### Task data
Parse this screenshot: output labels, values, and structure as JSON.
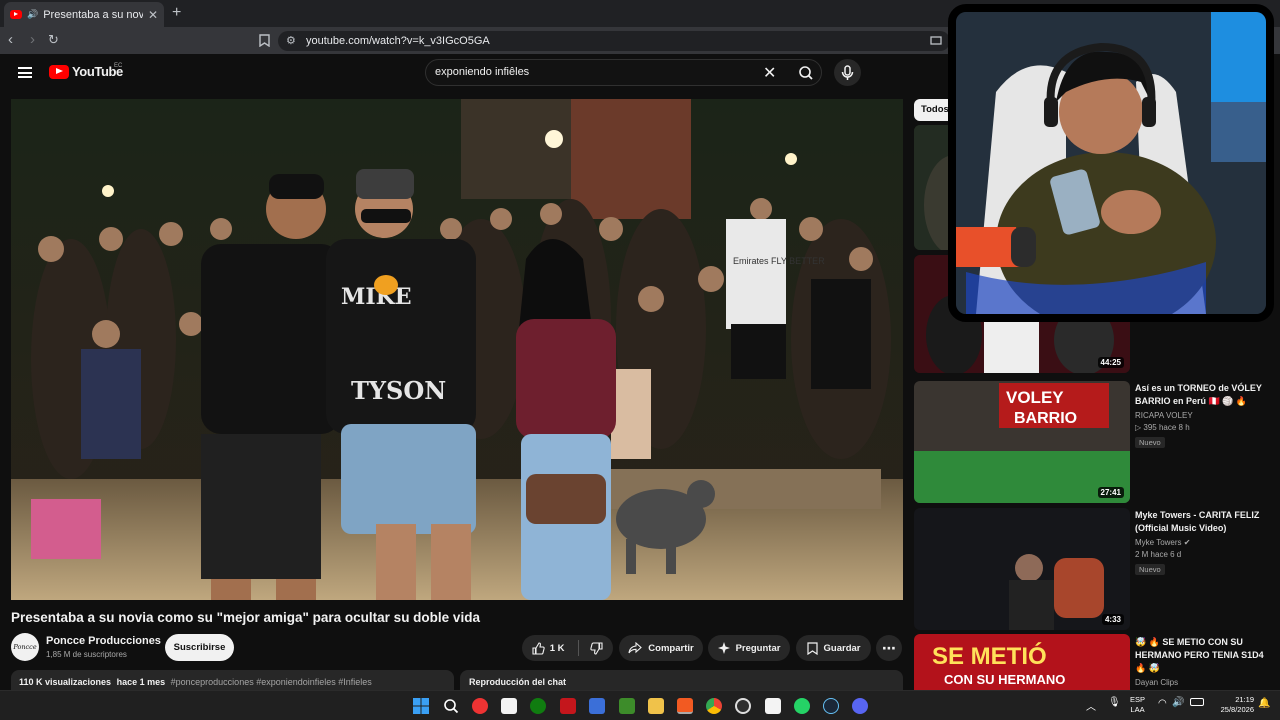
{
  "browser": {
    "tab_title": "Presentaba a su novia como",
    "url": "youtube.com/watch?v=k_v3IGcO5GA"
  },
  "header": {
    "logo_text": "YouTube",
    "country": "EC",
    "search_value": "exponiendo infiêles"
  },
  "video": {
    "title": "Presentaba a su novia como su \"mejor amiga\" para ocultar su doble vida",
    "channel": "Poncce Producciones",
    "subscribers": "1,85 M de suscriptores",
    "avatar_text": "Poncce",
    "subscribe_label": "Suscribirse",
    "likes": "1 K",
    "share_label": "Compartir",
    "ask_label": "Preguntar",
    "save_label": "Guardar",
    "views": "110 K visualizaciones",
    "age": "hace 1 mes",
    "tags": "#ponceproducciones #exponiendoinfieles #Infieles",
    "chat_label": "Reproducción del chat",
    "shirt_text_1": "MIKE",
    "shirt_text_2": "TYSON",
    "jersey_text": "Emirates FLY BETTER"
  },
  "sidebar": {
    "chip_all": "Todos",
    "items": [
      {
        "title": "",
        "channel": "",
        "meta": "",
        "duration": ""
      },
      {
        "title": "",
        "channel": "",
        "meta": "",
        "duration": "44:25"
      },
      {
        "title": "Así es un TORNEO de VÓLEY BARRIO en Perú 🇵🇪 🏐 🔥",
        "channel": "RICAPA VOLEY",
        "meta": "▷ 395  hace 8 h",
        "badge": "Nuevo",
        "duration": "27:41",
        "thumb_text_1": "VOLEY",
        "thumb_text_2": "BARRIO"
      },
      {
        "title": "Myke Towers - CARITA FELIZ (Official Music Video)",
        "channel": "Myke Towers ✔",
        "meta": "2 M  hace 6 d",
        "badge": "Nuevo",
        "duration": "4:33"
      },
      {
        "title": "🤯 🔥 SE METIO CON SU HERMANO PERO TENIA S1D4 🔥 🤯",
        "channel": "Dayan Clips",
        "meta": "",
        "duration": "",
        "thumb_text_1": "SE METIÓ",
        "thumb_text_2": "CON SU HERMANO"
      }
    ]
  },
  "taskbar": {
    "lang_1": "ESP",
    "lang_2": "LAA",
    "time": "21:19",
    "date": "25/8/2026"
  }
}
==
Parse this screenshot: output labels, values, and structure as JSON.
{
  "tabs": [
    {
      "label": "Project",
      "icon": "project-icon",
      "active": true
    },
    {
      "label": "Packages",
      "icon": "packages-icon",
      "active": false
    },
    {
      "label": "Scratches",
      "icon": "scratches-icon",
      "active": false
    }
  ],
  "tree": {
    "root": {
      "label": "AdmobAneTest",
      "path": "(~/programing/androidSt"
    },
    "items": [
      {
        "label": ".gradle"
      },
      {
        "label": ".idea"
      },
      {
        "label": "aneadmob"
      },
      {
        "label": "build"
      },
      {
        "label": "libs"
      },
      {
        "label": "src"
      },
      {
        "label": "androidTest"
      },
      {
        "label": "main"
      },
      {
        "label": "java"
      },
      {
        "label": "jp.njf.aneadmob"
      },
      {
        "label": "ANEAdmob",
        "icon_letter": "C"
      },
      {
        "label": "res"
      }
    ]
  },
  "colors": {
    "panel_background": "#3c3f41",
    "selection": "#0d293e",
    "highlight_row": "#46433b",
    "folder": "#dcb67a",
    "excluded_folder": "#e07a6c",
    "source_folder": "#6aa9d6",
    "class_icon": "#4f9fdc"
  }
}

### Aim of the task
From the data above, copy each line that holds "BARRIO".

### Response
        "title": "Así es un TORNEO de VÓLEY BARRIO en Perú 🇵🇪 🏐 🔥",
        "thumb_text_2": "BARRIO"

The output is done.